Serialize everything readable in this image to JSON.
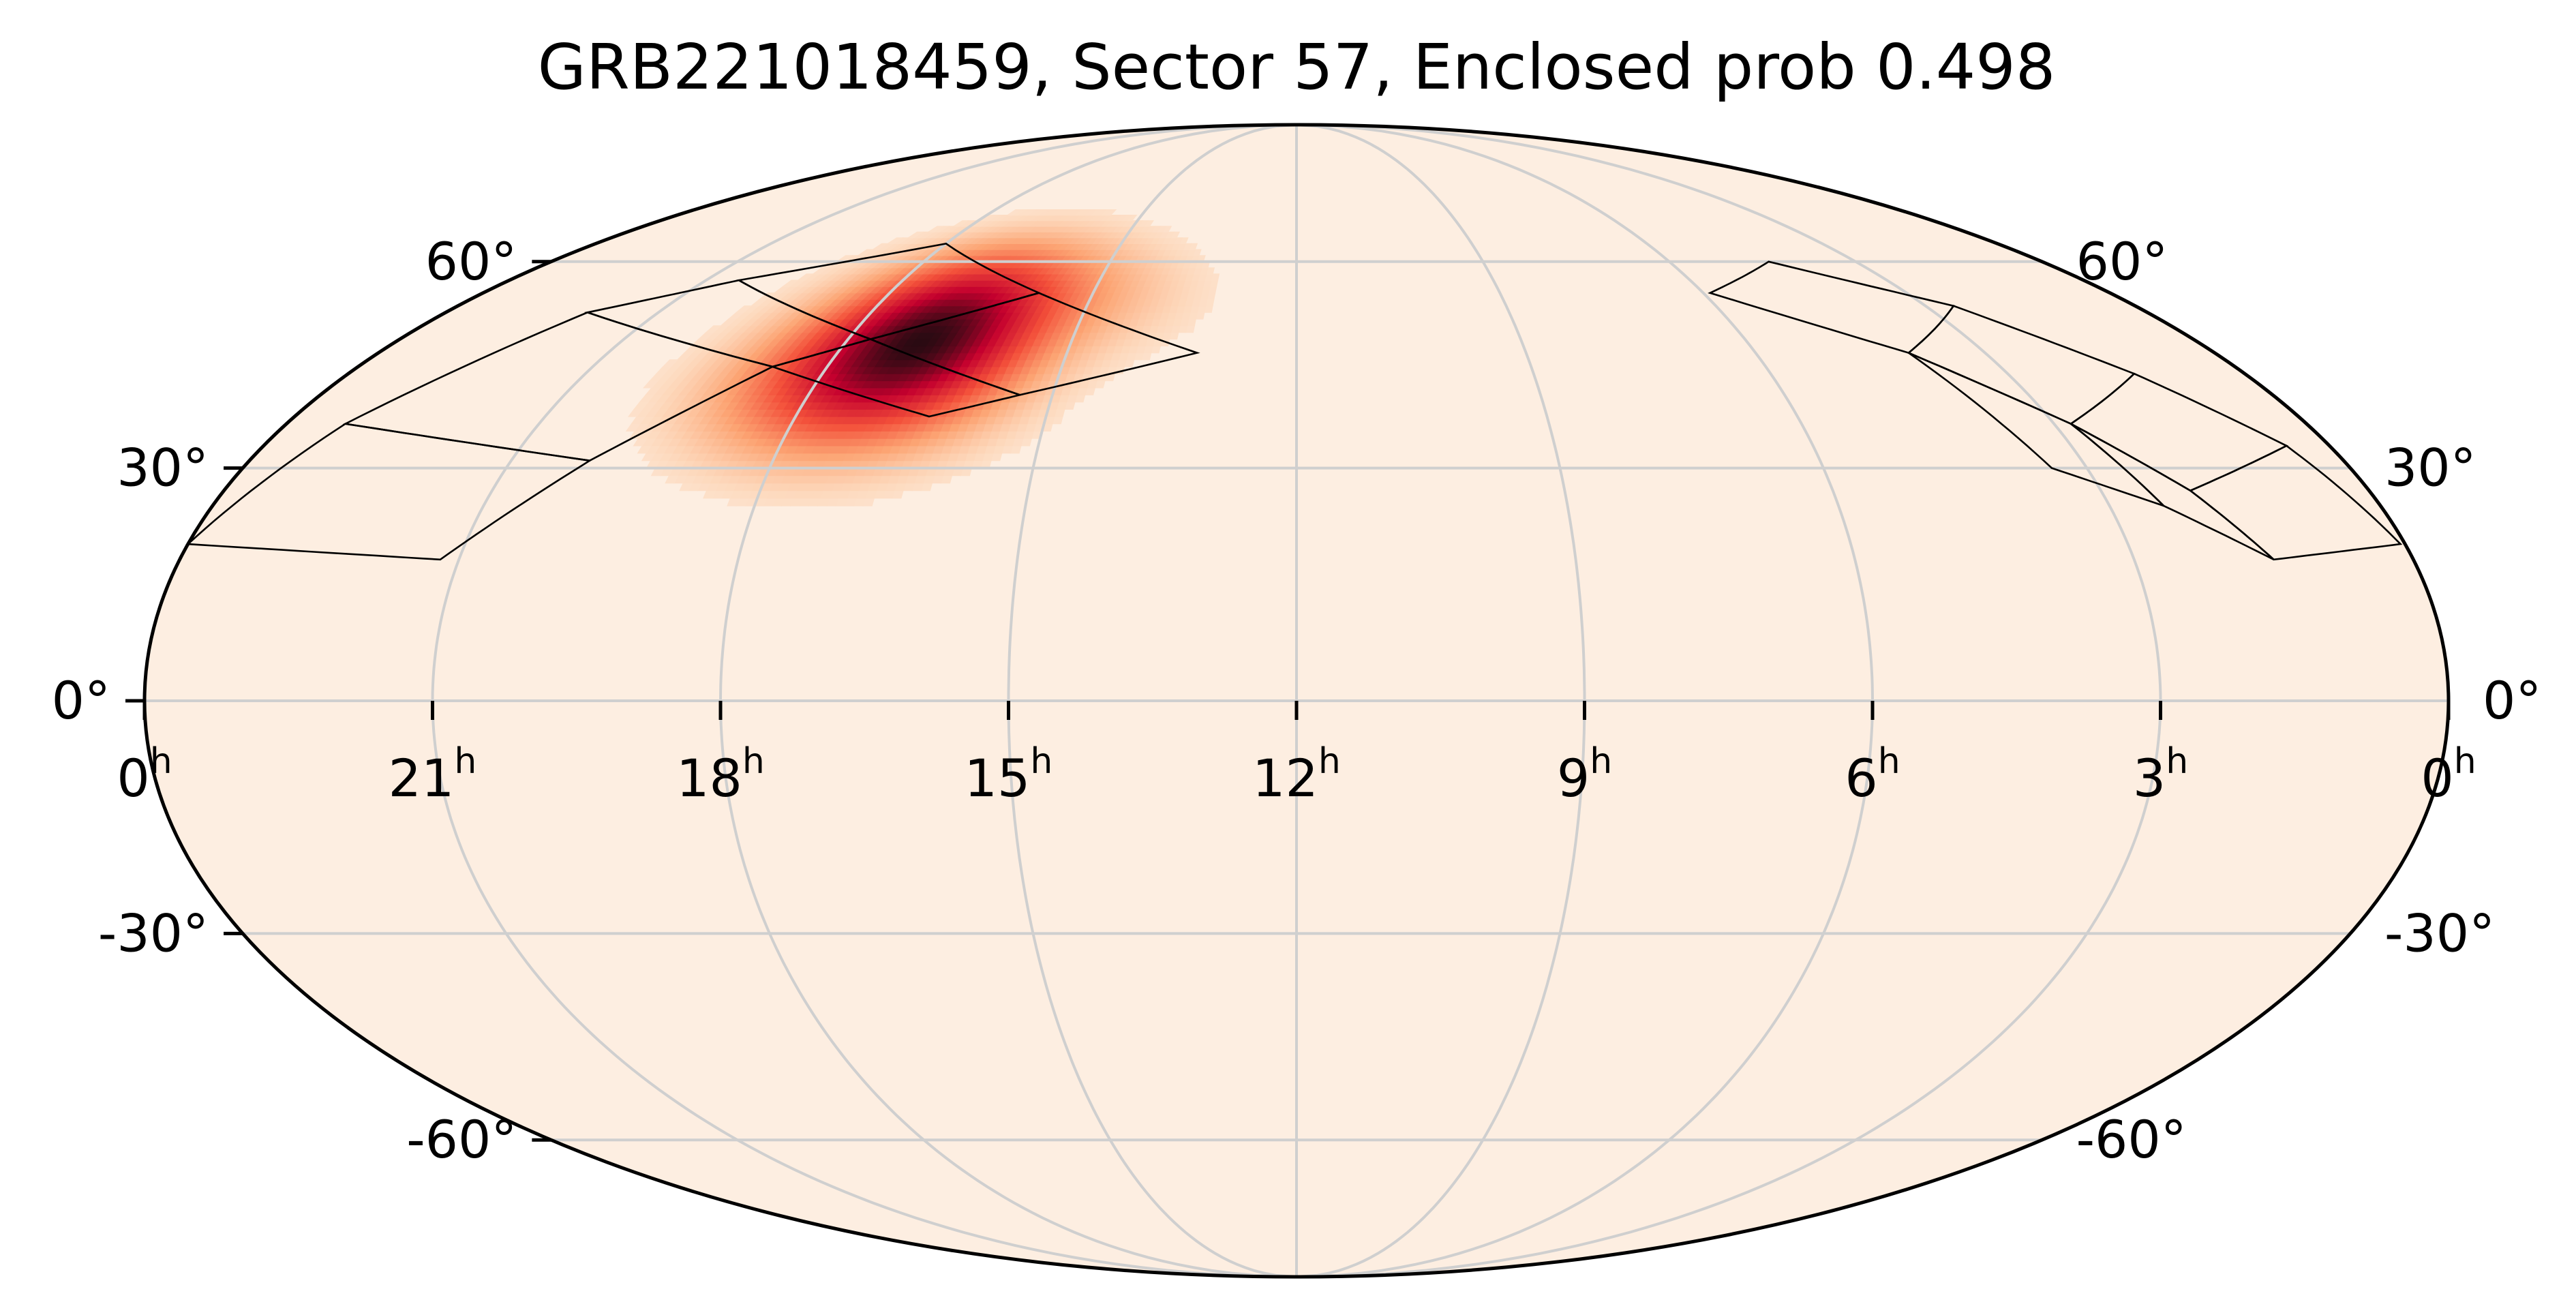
{
  "chart_data": {
    "type": "heatmap",
    "projection": "mollweide",
    "title": "GRB221018459, Sector 57, Enclosed prob 0.498",
    "grid": true,
    "colors": {
      "background_fill": "#fdeee1",
      "peak": "#2a0a12",
      "high": "#c4002e",
      "mid": "#f3503a",
      "low": "#fca473",
      "faint": "#fdd9bd",
      "grid_lines": "#cfcfcf",
      "footprint_outline": "#000000"
    },
    "ra_ticks": [
      {
        "ra_hours": 24,
        "label": "0",
        "sup": "h"
      },
      {
        "ra_hours": 21,
        "label": "21",
        "sup": "h"
      },
      {
        "ra_hours": 18,
        "label": "18",
        "sup": "h"
      },
      {
        "ra_hours": 15,
        "label": "15",
        "sup": "h"
      },
      {
        "ra_hours": 12,
        "label": "12",
        "sup": "h"
      },
      {
        "ra_hours": 9,
        "label": "9",
        "sup": "h"
      },
      {
        "ra_hours": 6,
        "label": "6",
        "sup": "h"
      },
      {
        "ra_hours": 3,
        "label": "3",
        "sup": "h"
      },
      {
        "ra_hours": 0,
        "label": "0",
        "sup": "h"
      }
    ],
    "dec_ticks_left": [
      {
        "dec": 60,
        "label": "60°"
      },
      {
        "dec": 30,
        "label": "30°"
      },
      {
        "dec": 0,
        "label": "0°"
      },
      {
        "dec": -30,
        "label": "-30°"
      },
      {
        "dec": -60,
        "label": "-60°"
      }
    ],
    "dec_ticks_right": [
      {
        "dec": 60,
        "label": "60°"
      },
      {
        "dec": 30,
        "label": "30°"
      },
      {
        "dec": 0,
        "label": "0°"
      },
      {
        "dec": -30,
        "label": "-30°"
      },
      {
        "dec": -60,
        "label": "-60°"
      }
    ],
    "probability_peak": {
      "ra_hours": 16.9,
      "dec": 48,
      "value": 1.0
    },
    "probability_blobs": [
      {
        "ra_hours": 16.9,
        "dec": 48,
        "sigma_ra_hours": 0.9,
        "sigma_dec": 7,
        "weight": 1.0
      },
      {
        "ra_hours": 17.6,
        "dec": 42,
        "sigma_ra_hours": 1.0,
        "sigma_dec": 7,
        "weight": 0.55
      },
      {
        "ra_hours": 16.3,
        "dec": 55,
        "sigma_ra_hours": 1.4,
        "sigma_dec": 6,
        "weight": 0.35
      }
    ],
    "sector_footprints": [
      {
        "corners_ra_dec": [
          [
            22.0,
            52
          ],
          [
            20.5,
            57
          ],
          [
            17.7,
            48
          ],
          [
            18.7,
            44
          ]
        ]
      },
      {
        "corners_ra_dec": [
          [
            20.5,
            57
          ],
          [
            18.0,
            63
          ],
          [
            15.8,
            55
          ],
          [
            17.7,
            48
          ]
        ]
      },
      {
        "corners_ra_dec": [
          [
            18.7,
            44
          ],
          [
            17.7,
            48
          ],
          [
            15.4,
            40
          ],
          [
            16.4,
            37
          ]
        ]
      },
      {
        "corners_ra_dec": [
          [
            17.7,
            48
          ],
          [
            15.8,
            55
          ],
          [
            13.3,
            46
          ],
          [
            15.4,
            40
          ]
        ]
      },
      {
        "corners_ra_dec": [
          [
            23.3,
            36
          ],
          [
            22.0,
            52
          ],
          [
            18.7,
            44
          ],
          [
            20.1,
            31
          ]
        ]
      },
      {
        "corners_ra_dec": [
          [
            24.0,
            20
          ],
          [
            23.3,
            36
          ],
          [
            20.1,
            31
          ],
          [
            21.2,
            18
          ]
        ]
      },
      {
        "corners_ra_dec": [
          [
            4.4,
            60
          ],
          [
            5.9,
            55
          ],
          [
            4.0,
            46
          ],
          [
            2.6,
            53
          ]
        ]
      },
      {
        "corners_ra_dec": [
          [
            2.6,
            53
          ],
          [
            4.0,
            46
          ],
          [
            2.8,
            36
          ],
          [
            1.4,
            43
          ]
        ]
      },
      {
        "corners_ra_dec": [
          [
            1.4,
            43
          ],
          [
            2.8,
            36
          ],
          [
            2.0,
            27
          ],
          [
            0.5,
            33
          ]
        ]
      },
      {
        "corners_ra_dec": [
          [
            2.8,
            36
          ],
          [
            4.0,
            46
          ],
          [
            3.4,
            30
          ],
          [
            2.4,
            25
          ]
        ]
      },
      {
        "corners_ra_dec": [
          [
            2.0,
            27
          ],
          [
            2.8,
            36
          ],
          [
            2.4,
            25
          ],
          [
            1.5,
            18
          ]
        ]
      },
      {
        "corners_ra_dec": [
          [
            0.5,
            33
          ],
          [
            2.0,
            27
          ],
          [
            1.5,
            18
          ],
          [
            0.05,
            20
          ]
        ]
      }
    ]
  }
}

* [Exercise brief]:
Excluding the pictures, restate the records above word for word.

* [Final result]:
Serialize everything readable in this image to JSON.
{
  "chart_data": {
    "type": "heatmap",
    "projection": "mollweide",
    "title": "GRB221018459, Sector 57, Enclosed prob 0.498",
    "grid": true,
    "colors": {
      "background_fill": "#fdeee1",
      "peak": "#2a0a12",
      "high": "#c4002e",
      "mid": "#f3503a",
      "low": "#fca473",
      "faint": "#fdd9bd",
      "grid_lines": "#cfcfcf",
      "footprint_outline": "#000000"
    },
    "ra_ticks": [
      {
        "ra_hours": 24,
        "label": "0",
        "sup": "h"
      },
      {
        "ra_hours": 21,
        "label": "21",
        "sup": "h"
      },
      {
        "ra_hours": 18,
        "label": "18",
        "sup": "h"
      },
      {
        "ra_hours": 15,
        "label": "15",
        "sup": "h"
      },
      {
        "ra_hours": 12,
        "label": "12",
        "sup": "h"
      },
      {
        "ra_hours": 9,
        "label": "9",
        "sup": "h"
      },
      {
        "ra_hours": 6,
        "label": "6",
        "sup": "h"
      },
      {
        "ra_hours": 3,
        "label": "3",
        "sup": "h"
      },
      {
        "ra_hours": 0,
        "label": "0",
        "sup": "h"
      }
    ],
    "dec_ticks_left": [
      {
        "dec": 60,
        "label": "60°"
      },
      {
        "dec": 30,
        "label": "30°"
      },
      {
        "dec": 0,
        "label": "0°"
      },
      {
        "dec": -30,
        "label": "-30°"
      },
      {
        "dec": -60,
        "label": "-60°"
      }
    ],
    "dec_ticks_right": [
      {
        "dec": 60,
        "label": "60°"
      },
      {
        "dec": 30,
        "label": "30°"
      },
      {
        "dec": 0,
        "label": "0°"
      },
      {
        "dec": -30,
        "label": "-30°"
      },
      {
        "dec": -60,
        "label": "-60°"
      }
    ],
    "probability_peak": {
      "ra_hours": 16.9,
      "dec": 48,
      "value": 1.0
    },
    "probability_blobs": [
      {
        "ra_hours": 16.9,
        "dec": 48,
        "sigma_ra_hours": 0.9,
        "sigma_dec": 7,
        "weight": 1.0
      },
      {
        "ra_hours": 17.6,
        "dec": 42,
        "sigma_ra_hours": 1.0,
        "sigma_dec": 7,
        "weight": 0.55
      },
      {
        "ra_hours": 16.3,
        "dec": 55,
        "sigma_ra_hours": 1.4,
        "sigma_dec": 6,
        "weight": 0.35
      }
    ],
    "sector_footprints": [
      {
        "corners_ra_dec": [
          [
            22.0,
            52
          ],
          [
            20.5,
            57
          ],
          [
            17.7,
            48
          ],
          [
            18.7,
            44
          ]
        ]
      },
      {
        "corners_ra_dec": [
          [
            20.5,
            57
          ],
          [
            18.0,
            63
          ],
          [
            15.8,
            55
          ],
          [
            17.7,
            48
          ]
        ]
      },
      {
        "corners_ra_dec": [
          [
            18.7,
            44
          ],
          [
            17.7,
            48
          ],
          [
            15.4,
            40
          ],
          [
            16.4,
            37
          ]
        ]
      },
      {
        "corners_ra_dec": [
          [
            17.7,
            48
          ],
          [
            15.8,
            55
          ],
          [
            13.3,
            46
          ],
          [
            15.4,
            40
          ]
        ]
      },
      {
        "corners_ra_dec": [
          [
            23.3,
            36
          ],
          [
            22.0,
            52
          ],
          [
            18.7,
            44
          ],
          [
            20.1,
            31
          ]
        ]
      },
      {
        "corners_ra_dec": [
          [
            24.0,
            20
          ],
          [
            23.3,
            36
          ],
          [
            20.1,
            31
          ],
          [
            21.2,
            18
          ]
        ]
      },
      {
        "corners_ra_dec": [
          [
            4.4,
            60
          ],
          [
            5.9,
            55
          ],
          [
            4.0,
            46
          ],
          [
            2.6,
            53
          ]
        ]
      },
      {
        "corners_ra_dec": [
          [
            2.6,
            53
          ],
          [
            4.0,
            46
          ],
          [
            2.8,
            36
          ],
          [
            1.4,
            43
          ]
        ]
      },
      {
        "corners_ra_dec": [
          [
            1.4,
            43
          ],
          [
            2.8,
            36
          ],
          [
            2.0,
            27
          ],
          [
            0.5,
            33
          ]
        ]
      },
      {
        "corners_ra_dec": [
          [
            2.8,
            36
          ],
          [
            4.0,
            46
          ],
          [
            3.4,
            30
          ],
          [
            2.4,
            25
          ]
        ]
      },
      {
        "corners_ra_dec": [
          [
            2.0,
            27
          ],
          [
            2.8,
            36
          ],
          [
            2.4,
            25
          ],
          [
            1.5,
            18
          ]
        ]
      },
      {
        "corners_ra_dec": [
          [
            0.5,
            33
          ],
          [
            2.0,
            27
          ],
          [
            1.5,
            18
          ],
          [
            0.05,
            20
          ]
        ]
      }
    ]
  }
}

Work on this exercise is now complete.